[Do this] Return the records that follow unaltered. Omit every picture.

[Records provided]
* * * * * * *
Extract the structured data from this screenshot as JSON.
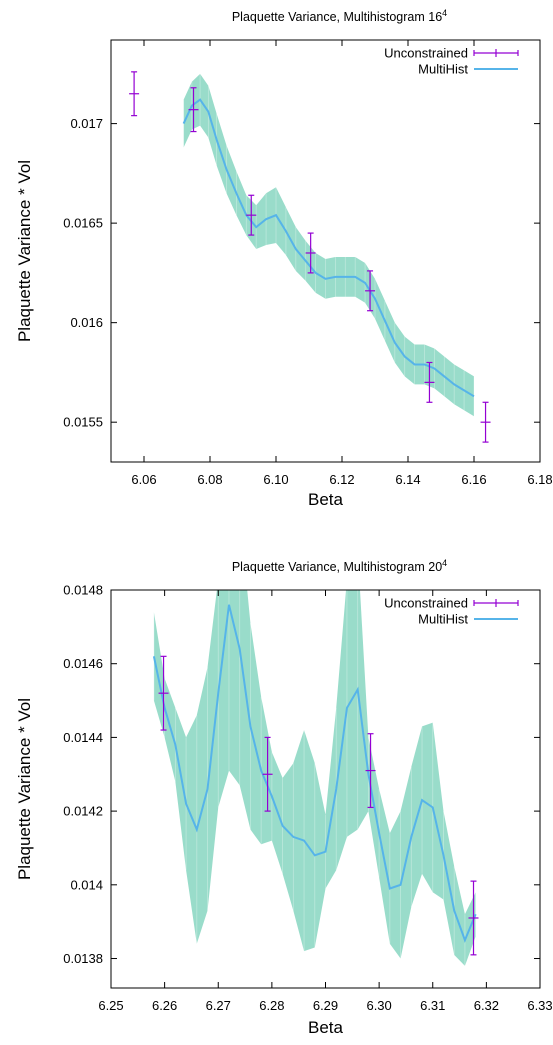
{
  "chart_data": [
    {
      "type": "line",
      "title": "Plaquette Variance, Multihistogram 16",
      "title_sup": "4",
      "xlabel": "Beta",
      "ylabel": "Plaquette Variance * Vol",
      "xlim": [
        6.05,
        6.18
      ],
      "ylim": [
        0.0153,
        0.01742
      ],
      "xticks": [
        6.06,
        6.08,
        6.1,
        6.12,
        6.14,
        6.16,
        6.18
      ],
      "yticks": [
        0.0155,
        0.016,
        0.0165,
        0.017
      ],
      "legend_position": "top-right",
      "colors": {
        "unconstrained": "#9400d3",
        "multihist_line": "#56b4e9",
        "band": "#8ed8c4"
      },
      "series": [
        {
          "name": "Unconstrained",
          "kind": "errorbars",
          "points": [
            {
              "x": 6.057,
              "y": 0.01715,
              "err": 0.00011
            },
            {
              "x": 6.075,
              "y": 0.01707,
              "err": 0.00011
            },
            {
              "x": 6.0925,
              "y": 0.01654,
              "err": 0.0001
            },
            {
              "x": 6.1105,
              "y": 0.01635,
              "err": 0.0001
            },
            {
              "x": 6.1285,
              "y": 0.01616,
              "err": 0.0001
            },
            {
              "x": 6.1465,
              "y": 0.0157,
              "err": 0.0001
            },
            {
              "x": 6.1635,
              "y": 0.0155,
              "err": 0.0001
            }
          ]
        },
        {
          "name": "MultiHist",
          "kind": "line-with-band",
          "x": [
            6.072,
            6.0745,
            6.077,
            6.0795,
            6.082,
            6.085,
            6.088,
            6.091,
            6.094,
            6.097,
            6.1,
            6.103,
            6.106,
            6.109,
            6.112,
            6.115,
            6.118,
            6.121,
            6.124,
            6.127,
            6.13,
            6.133,
            6.136,
            6.139,
            6.142,
            6.145,
            6.148,
            6.151,
            6.154,
            6.157,
            6.16
          ],
          "y": [
            0.017,
            0.01709,
            0.01712,
            0.01706,
            0.01692,
            0.01677,
            0.01665,
            0.01654,
            0.01648,
            0.01652,
            0.01654,
            0.01646,
            0.01637,
            0.01631,
            0.01625,
            0.01622,
            0.01623,
            0.01623,
            0.01623,
            0.0162,
            0.01612,
            0.01601,
            0.0159,
            0.01583,
            0.01579,
            0.01579,
            0.01577,
            0.01573,
            0.01569,
            0.01566,
            0.01563
          ],
          "band_halfwidth": [
            0.00012,
            0.00012,
            0.00013,
            0.00013,
            0.00013,
            0.00012,
            0.00011,
            0.0001,
            0.00011,
            0.00013,
            0.00014,
            0.00012,
            0.00011,
            0.0001,
            0.0001,
            0.0001,
            0.0001,
            0.0001,
            0.0001,
            0.0001,
            0.0001,
            0.0001,
            0.0001,
            0.0001,
            0.0001,
            0.0001,
            0.0001,
            0.0001,
            0.0001,
            0.0001,
            0.0001
          ]
        }
      ]
    },
    {
      "type": "line",
      "title": "Plaquette Variance, Multihistogram 20",
      "title_sup": "4",
      "xlabel": "Beta",
      "ylabel": "Plaquette Variance * Vol",
      "xlim": [
        6.25,
        6.33
      ],
      "ylim": [
        0.01372,
        0.0148
      ],
      "xticks": [
        6.25,
        6.26,
        6.27,
        6.28,
        6.29,
        6.3,
        6.31,
        6.32,
        6.33
      ],
      "yticks": [
        0.0138,
        0.014,
        0.0142,
        0.0144,
        0.0146,
        0.0148
      ],
      "legend_position": "top-right",
      "colors": {
        "unconstrained": "#9400d3",
        "multihist_line": "#56b4e9",
        "band": "#8ed8c4"
      },
      "series": [
        {
          "name": "Unconstrained",
          "kind": "errorbars",
          "points": [
            {
              "x": 6.2598,
              "y": 0.01452,
              "err": 0.0001
            },
            {
              "x": 6.2792,
              "y": 0.0143,
              "err": 0.0001
            },
            {
              "x": 6.2984,
              "y": 0.01431,
              "err": 0.0001
            },
            {
              "x": 6.3176,
              "y": 0.01391,
              "err": 0.0001
            }
          ]
        },
        {
          "name": "MultiHist",
          "kind": "line-with-band",
          "x": [
            6.258,
            6.26,
            6.262,
            6.264,
            6.266,
            6.268,
            6.27,
            6.272,
            6.274,
            6.276,
            6.278,
            6.28,
            6.282,
            6.284,
            6.286,
            6.288,
            6.29,
            6.292,
            6.294,
            6.296,
            6.298,
            6.3,
            6.302,
            6.304,
            6.306,
            6.308,
            6.31,
            6.312,
            6.314,
            6.316,
            6.318
          ],
          "y": [
            0.01462,
            0.01448,
            0.01438,
            0.01422,
            0.01415,
            0.01426,
            0.01452,
            0.01476,
            0.01464,
            0.01443,
            0.01431,
            0.01424,
            0.01416,
            0.01413,
            0.01412,
            0.01408,
            0.01409,
            0.01426,
            0.01448,
            0.01453,
            0.0143,
            0.01414,
            0.01399,
            0.014,
            0.01413,
            0.01423,
            0.01421,
            0.01408,
            0.01393,
            0.01385,
            0.01392
          ],
          "band_halfwidth": [
            0.00012,
            8e-05,
            0.0001,
            0.00018,
            0.00031,
            0.00033,
            0.00031,
            0.00045,
            0.00037,
            0.00028,
            0.0002,
            0.00012,
            0.00013,
            0.0002,
            0.0003,
            0.00025,
            0.0001,
            0.00022,
            0.00035,
            0.00038,
            0.0001,
            0.00012,
            0.00015,
            0.0002,
            0.00019,
            0.0002,
            0.00023,
            0.00012,
            0.00012,
            7e-05,
            6e-05
          ]
        }
      ]
    }
  ]
}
* * * * * * *
[Finished answer]
Extract the structured data from this screenshot as JSON.
{
  "chart_data": [
    {
      "type": "line",
      "title": "Plaquette Variance, Multihistogram 16",
      "title_sup": "4",
      "xlabel": "Beta",
      "ylabel": "Plaquette Variance * Vol",
      "xlim": [
        6.05,
        6.18
      ],
      "ylim": [
        0.0153,
        0.01742
      ],
      "xticks": [
        6.06,
        6.08,
        6.1,
        6.12,
        6.14,
        6.16,
        6.18
      ],
      "yticks": [
        0.0155,
        0.016,
        0.0165,
        0.017
      ],
      "legend_position": "top-right",
      "colors": {
        "unconstrained": "#9400d3",
        "multihist_line": "#56b4e9",
        "band": "#8ed8c4"
      },
      "series": [
        {
          "name": "Unconstrained",
          "kind": "errorbars",
          "points": [
            {
              "x": 6.057,
              "y": 0.01715,
              "err": 0.00011
            },
            {
              "x": 6.075,
              "y": 0.01707,
              "err": 0.00011
            },
            {
              "x": 6.0925,
              "y": 0.01654,
              "err": 0.0001
            },
            {
              "x": 6.1105,
              "y": 0.01635,
              "err": 0.0001
            },
            {
              "x": 6.1285,
              "y": 0.01616,
              "err": 0.0001
            },
            {
              "x": 6.1465,
              "y": 0.0157,
              "err": 0.0001
            },
            {
              "x": 6.1635,
              "y": 0.0155,
              "err": 0.0001
            }
          ]
        },
        {
          "name": "MultiHist",
          "kind": "line-with-band",
          "x": [
            6.072,
            6.0745,
            6.077,
            6.0795,
            6.082,
            6.085,
            6.088,
            6.091,
            6.094,
            6.097,
            6.1,
            6.103,
            6.106,
            6.109,
            6.112,
            6.115,
            6.118,
            6.121,
            6.124,
            6.127,
            6.13,
            6.133,
            6.136,
            6.139,
            6.142,
            6.145,
            6.148,
            6.151,
            6.154,
            6.157,
            6.16
          ],
          "y": [
            0.017,
            0.01709,
            0.01712,
            0.01706,
            0.01692,
            0.01677,
            0.01665,
            0.01654,
            0.01648,
            0.01652,
            0.01654,
            0.01646,
            0.01637,
            0.01631,
            0.01625,
            0.01622,
            0.01623,
            0.01623,
            0.01623,
            0.0162,
            0.01612,
            0.01601,
            0.0159,
            0.01583,
            0.01579,
            0.01579,
            0.01577,
            0.01573,
            0.01569,
            0.01566,
            0.01563
          ],
          "band_halfwidth": [
            0.00012,
            0.00012,
            0.00013,
            0.00013,
            0.00013,
            0.00012,
            0.00011,
            0.0001,
            0.00011,
            0.00013,
            0.00014,
            0.00012,
            0.00011,
            0.0001,
            0.0001,
            0.0001,
            0.0001,
            0.0001,
            0.0001,
            0.0001,
            0.0001,
            0.0001,
            0.0001,
            0.0001,
            0.0001,
            0.0001,
            0.0001,
            0.0001,
            0.0001,
            0.0001,
            0.0001
          ]
        }
      ]
    },
    {
      "type": "line",
      "title": "Plaquette Variance, Multihistogram 20",
      "title_sup": "4",
      "xlabel": "Beta",
      "ylabel": "Plaquette Variance * Vol",
      "xlim": [
        6.25,
        6.33
      ],
      "ylim": [
        0.01372,
        0.0148
      ],
      "xticks": [
        6.25,
        6.26,
        6.27,
        6.28,
        6.29,
        6.3,
        6.31,
        6.32,
        6.33
      ],
      "yticks": [
        0.0138,
        0.014,
        0.0142,
        0.0144,
        0.0146,
        0.0148
      ],
      "legend_position": "top-right",
      "colors": {
        "unconstrained": "#9400d3",
        "multihist_line": "#56b4e9",
        "band": "#8ed8c4"
      },
      "series": [
        {
          "name": "Unconstrained",
          "kind": "errorbars",
          "points": [
            {
              "x": 6.2598,
              "y": 0.01452,
              "err": 0.0001
            },
            {
              "x": 6.2792,
              "y": 0.0143,
              "err": 0.0001
            },
            {
              "x": 6.2984,
              "y": 0.01431,
              "err": 0.0001
            },
            {
              "x": 6.3176,
              "y": 0.01391,
              "err": 0.0001
            }
          ]
        },
        {
          "name": "MultiHist",
          "kind": "line-with-band",
          "x": [
            6.258,
            6.26,
            6.262,
            6.264,
            6.266,
            6.268,
            6.27,
            6.272,
            6.274,
            6.276,
            6.278,
            6.28,
            6.282,
            6.284,
            6.286,
            6.288,
            6.29,
            6.292,
            6.294,
            6.296,
            6.298,
            6.3,
            6.302,
            6.304,
            6.306,
            6.308,
            6.31,
            6.312,
            6.314,
            6.316,
            6.318
          ],
          "y": [
            0.01462,
            0.01448,
            0.01438,
            0.01422,
            0.01415,
            0.01426,
            0.01452,
            0.01476,
            0.01464,
            0.01443,
            0.01431,
            0.01424,
            0.01416,
            0.01413,
            0.01412,
            0.01408,
            0.01409,
            0.01426,
            0.01448,
            0.01453,
            0.0143,
            0.01414,
            0.01399,
            0.014,
            0.01413,
            0.01423,
            0.01421,
            0.01408,
            0.01393,
            0.01385,
            0.01392
          ],
          "band_halfwidth": [
            0.00012,
            8e-05,
            0.0001,
            0.00018,
            0.00031,
            0.00033,
            0.00031,
            0.00045,
            0.00037,
            0.00028,
            0.0002,
            0.00012,
            0.00013,
            0.0002,
            0.0003,
            0.00025,
            0.0001,
            0.00022,
            0.00035,
            0.00038,
            0.0001,
            0.00012,
            0.00015,
            0.0002,
            0.00019,
            0.0002,
            0.00023,
            0.00012,
            0.00012,
            7e-05,
            6e-05
          ]
        }
      ]
    }
  ]
}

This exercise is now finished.